### INSTRUCTION
Below are some records. Say how many of their lines contain the string "days", and give nothing but the number.

### SUPPLIED DATA
------
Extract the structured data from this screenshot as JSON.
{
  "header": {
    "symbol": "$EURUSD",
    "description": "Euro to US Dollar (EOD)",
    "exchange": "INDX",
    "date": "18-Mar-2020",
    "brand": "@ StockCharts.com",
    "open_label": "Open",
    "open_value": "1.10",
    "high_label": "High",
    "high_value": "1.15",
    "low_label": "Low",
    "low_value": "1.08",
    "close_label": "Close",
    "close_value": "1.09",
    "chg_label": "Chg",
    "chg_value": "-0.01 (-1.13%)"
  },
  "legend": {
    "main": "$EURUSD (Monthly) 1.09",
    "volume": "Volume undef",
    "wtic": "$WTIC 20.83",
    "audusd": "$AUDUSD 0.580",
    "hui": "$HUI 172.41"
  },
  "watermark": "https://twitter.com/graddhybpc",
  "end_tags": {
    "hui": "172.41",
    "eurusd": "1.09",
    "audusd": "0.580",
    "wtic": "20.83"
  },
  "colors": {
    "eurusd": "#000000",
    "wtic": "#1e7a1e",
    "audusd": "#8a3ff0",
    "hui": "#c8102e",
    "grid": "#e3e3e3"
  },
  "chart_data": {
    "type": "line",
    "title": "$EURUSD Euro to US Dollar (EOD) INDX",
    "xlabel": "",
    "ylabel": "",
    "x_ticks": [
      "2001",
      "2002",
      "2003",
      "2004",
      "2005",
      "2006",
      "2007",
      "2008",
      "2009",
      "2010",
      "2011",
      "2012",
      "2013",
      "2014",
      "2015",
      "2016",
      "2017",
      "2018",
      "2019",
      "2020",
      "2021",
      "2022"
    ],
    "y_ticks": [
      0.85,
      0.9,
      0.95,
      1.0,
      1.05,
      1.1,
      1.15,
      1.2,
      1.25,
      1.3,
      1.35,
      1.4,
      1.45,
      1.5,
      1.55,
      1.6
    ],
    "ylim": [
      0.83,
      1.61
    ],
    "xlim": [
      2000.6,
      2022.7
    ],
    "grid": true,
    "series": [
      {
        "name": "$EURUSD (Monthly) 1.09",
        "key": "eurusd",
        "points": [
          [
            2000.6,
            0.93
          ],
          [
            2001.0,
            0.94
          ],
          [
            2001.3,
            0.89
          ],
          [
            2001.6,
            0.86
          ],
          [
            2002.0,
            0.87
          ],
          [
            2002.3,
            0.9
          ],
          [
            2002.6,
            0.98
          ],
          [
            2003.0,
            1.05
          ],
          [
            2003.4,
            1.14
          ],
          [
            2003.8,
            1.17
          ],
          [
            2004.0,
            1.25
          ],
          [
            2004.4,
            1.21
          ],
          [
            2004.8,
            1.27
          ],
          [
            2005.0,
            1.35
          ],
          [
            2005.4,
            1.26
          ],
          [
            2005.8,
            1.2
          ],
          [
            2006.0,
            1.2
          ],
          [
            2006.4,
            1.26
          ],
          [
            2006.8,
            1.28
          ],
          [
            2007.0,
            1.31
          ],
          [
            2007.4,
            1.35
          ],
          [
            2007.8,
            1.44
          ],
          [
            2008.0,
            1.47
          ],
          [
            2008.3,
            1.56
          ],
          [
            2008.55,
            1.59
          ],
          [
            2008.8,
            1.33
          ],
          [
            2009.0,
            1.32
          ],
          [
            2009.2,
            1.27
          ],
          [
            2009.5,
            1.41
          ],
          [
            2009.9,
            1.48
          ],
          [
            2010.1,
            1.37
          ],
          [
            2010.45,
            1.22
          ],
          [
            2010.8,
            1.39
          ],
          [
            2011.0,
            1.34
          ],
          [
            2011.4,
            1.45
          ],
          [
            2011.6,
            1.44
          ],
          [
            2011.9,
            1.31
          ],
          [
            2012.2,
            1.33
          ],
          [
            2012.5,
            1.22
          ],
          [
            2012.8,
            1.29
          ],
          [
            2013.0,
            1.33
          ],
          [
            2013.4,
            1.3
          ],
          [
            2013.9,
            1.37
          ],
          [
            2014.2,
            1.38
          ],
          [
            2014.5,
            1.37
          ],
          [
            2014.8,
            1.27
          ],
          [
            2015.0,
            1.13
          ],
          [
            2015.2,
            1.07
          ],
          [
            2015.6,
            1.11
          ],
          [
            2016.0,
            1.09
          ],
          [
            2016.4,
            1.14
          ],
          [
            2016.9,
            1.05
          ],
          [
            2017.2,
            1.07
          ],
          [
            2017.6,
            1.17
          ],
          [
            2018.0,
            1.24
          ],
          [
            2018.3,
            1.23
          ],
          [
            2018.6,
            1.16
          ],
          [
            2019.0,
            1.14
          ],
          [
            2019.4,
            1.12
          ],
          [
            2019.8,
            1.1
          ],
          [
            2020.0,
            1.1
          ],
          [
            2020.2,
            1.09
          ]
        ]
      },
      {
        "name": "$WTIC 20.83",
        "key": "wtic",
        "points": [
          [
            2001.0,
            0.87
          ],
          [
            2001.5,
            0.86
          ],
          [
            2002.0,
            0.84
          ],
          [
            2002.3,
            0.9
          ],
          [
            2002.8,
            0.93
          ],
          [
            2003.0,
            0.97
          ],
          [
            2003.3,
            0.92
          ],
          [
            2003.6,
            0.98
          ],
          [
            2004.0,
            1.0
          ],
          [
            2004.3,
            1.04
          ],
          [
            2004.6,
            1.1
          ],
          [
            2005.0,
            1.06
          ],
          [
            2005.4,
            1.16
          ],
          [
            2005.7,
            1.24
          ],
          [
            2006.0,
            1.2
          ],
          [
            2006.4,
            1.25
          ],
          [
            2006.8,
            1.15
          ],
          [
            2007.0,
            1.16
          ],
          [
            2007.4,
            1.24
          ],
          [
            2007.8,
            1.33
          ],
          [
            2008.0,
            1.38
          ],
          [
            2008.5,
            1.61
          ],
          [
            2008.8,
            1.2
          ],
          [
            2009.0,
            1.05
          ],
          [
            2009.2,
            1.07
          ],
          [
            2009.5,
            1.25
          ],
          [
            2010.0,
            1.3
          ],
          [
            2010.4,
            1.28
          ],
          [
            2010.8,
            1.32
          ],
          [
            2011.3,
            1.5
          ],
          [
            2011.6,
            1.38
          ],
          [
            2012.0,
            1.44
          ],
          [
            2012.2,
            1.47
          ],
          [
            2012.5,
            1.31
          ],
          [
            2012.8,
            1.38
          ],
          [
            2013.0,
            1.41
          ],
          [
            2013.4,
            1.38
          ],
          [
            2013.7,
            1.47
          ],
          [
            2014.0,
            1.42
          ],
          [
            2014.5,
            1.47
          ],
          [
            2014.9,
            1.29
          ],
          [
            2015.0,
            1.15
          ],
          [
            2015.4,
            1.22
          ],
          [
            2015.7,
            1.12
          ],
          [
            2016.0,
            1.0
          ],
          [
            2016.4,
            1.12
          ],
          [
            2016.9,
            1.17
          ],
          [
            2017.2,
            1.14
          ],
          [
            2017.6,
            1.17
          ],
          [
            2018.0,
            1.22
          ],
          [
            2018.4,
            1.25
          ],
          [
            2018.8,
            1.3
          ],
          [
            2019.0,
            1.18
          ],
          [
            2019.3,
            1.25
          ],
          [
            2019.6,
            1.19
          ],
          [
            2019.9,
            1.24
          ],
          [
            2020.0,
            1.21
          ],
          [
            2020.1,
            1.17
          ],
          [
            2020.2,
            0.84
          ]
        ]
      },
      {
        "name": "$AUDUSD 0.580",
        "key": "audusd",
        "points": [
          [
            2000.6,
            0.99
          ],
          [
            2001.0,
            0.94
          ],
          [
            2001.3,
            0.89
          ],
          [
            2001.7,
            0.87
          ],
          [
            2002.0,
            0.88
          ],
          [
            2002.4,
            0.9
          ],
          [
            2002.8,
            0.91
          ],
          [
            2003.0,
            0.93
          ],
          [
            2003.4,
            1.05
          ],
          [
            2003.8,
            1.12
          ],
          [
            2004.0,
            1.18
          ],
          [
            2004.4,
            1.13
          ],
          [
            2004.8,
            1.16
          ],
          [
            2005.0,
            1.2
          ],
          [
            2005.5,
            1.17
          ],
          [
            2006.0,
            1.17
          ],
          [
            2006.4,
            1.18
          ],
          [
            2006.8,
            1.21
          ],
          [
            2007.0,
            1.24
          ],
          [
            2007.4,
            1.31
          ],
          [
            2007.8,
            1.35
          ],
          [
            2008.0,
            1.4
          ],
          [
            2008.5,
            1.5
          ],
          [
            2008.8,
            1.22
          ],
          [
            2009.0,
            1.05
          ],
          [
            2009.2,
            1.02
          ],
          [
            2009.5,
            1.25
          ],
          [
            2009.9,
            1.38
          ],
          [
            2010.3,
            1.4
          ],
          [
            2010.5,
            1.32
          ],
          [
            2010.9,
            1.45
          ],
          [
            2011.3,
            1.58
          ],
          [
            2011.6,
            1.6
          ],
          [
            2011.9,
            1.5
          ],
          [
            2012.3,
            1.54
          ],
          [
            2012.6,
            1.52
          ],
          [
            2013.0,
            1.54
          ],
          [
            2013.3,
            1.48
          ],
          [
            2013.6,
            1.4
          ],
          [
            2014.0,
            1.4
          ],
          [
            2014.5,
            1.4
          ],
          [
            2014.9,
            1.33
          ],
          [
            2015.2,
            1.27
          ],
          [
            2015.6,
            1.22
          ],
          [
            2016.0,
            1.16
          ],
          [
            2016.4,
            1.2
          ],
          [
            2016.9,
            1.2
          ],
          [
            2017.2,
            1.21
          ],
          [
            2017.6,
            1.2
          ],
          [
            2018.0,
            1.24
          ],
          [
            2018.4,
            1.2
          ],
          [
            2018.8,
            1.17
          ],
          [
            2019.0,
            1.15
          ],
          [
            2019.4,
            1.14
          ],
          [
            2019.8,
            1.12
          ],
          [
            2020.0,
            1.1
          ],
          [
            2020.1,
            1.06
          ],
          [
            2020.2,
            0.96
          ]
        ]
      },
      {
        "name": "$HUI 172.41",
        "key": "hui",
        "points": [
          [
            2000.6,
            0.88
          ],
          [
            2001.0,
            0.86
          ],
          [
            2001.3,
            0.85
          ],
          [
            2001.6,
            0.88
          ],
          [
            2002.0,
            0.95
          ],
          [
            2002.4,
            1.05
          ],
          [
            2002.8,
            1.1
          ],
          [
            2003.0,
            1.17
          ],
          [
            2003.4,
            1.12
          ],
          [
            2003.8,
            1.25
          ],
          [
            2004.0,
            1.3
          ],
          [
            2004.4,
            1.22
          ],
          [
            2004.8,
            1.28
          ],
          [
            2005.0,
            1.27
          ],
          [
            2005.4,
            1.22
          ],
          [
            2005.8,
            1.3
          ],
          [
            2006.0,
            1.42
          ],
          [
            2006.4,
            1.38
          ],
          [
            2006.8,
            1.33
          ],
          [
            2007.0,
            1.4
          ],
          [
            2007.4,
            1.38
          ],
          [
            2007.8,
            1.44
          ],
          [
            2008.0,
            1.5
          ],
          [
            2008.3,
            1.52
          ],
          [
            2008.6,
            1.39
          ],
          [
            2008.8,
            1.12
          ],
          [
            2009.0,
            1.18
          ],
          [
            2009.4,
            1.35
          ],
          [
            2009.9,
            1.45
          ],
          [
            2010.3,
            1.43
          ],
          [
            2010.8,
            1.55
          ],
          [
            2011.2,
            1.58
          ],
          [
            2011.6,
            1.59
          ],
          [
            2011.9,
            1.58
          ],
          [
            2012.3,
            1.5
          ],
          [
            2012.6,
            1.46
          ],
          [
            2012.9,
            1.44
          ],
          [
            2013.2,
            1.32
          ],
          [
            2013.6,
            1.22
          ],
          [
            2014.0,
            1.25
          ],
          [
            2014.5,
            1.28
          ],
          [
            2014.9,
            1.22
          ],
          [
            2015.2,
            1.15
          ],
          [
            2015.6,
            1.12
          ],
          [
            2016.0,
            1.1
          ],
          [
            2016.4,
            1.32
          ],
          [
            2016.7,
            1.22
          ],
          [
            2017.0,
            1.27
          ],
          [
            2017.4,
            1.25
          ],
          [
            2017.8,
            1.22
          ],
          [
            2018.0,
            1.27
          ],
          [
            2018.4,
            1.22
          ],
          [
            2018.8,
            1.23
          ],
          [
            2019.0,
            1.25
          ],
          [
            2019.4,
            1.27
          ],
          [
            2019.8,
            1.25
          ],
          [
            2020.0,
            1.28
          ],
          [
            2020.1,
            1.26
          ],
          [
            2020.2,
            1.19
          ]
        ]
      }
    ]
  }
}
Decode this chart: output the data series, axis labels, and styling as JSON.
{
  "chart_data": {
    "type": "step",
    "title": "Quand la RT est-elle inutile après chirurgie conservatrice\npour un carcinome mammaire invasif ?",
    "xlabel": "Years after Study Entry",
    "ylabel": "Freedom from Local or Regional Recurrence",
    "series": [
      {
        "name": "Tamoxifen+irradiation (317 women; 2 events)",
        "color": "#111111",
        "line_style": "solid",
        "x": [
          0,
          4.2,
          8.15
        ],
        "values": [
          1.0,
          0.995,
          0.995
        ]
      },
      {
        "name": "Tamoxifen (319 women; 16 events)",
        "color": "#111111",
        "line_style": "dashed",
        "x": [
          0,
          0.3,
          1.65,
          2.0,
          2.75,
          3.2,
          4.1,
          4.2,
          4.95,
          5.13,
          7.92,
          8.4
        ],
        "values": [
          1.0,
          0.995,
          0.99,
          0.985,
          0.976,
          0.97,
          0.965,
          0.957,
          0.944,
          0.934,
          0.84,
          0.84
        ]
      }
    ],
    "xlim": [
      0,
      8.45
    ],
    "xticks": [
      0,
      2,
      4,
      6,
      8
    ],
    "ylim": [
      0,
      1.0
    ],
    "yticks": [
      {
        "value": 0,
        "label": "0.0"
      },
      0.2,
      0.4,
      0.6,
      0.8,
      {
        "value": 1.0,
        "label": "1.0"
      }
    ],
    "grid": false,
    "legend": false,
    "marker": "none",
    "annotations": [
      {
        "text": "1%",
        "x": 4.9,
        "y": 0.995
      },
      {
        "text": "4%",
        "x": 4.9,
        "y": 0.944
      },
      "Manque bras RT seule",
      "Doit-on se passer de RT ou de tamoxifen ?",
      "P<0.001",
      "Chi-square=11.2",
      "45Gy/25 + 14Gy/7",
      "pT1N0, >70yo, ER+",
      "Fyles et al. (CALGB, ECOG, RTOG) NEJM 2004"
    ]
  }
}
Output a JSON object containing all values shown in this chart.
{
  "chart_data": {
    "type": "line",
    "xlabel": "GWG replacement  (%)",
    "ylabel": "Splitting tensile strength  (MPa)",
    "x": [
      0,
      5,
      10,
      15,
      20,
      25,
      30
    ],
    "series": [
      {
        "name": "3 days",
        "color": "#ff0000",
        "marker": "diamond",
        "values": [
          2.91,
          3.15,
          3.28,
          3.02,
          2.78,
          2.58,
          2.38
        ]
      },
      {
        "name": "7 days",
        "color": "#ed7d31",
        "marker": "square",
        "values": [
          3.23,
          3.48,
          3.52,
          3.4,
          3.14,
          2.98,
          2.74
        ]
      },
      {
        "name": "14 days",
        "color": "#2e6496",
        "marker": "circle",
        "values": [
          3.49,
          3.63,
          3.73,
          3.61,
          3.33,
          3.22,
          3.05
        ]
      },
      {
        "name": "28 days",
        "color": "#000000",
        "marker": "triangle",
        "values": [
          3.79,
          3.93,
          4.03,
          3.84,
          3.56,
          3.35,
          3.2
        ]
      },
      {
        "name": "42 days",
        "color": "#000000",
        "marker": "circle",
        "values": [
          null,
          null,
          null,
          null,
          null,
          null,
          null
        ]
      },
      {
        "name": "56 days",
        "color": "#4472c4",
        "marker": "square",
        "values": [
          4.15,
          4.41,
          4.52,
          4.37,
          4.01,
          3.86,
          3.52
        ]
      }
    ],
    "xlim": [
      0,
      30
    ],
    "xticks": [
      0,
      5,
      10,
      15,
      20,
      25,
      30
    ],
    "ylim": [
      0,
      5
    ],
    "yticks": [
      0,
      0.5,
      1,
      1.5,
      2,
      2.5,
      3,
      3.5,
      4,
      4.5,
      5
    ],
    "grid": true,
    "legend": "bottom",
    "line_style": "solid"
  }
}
------
### REPLY TO THE EXERCISE
6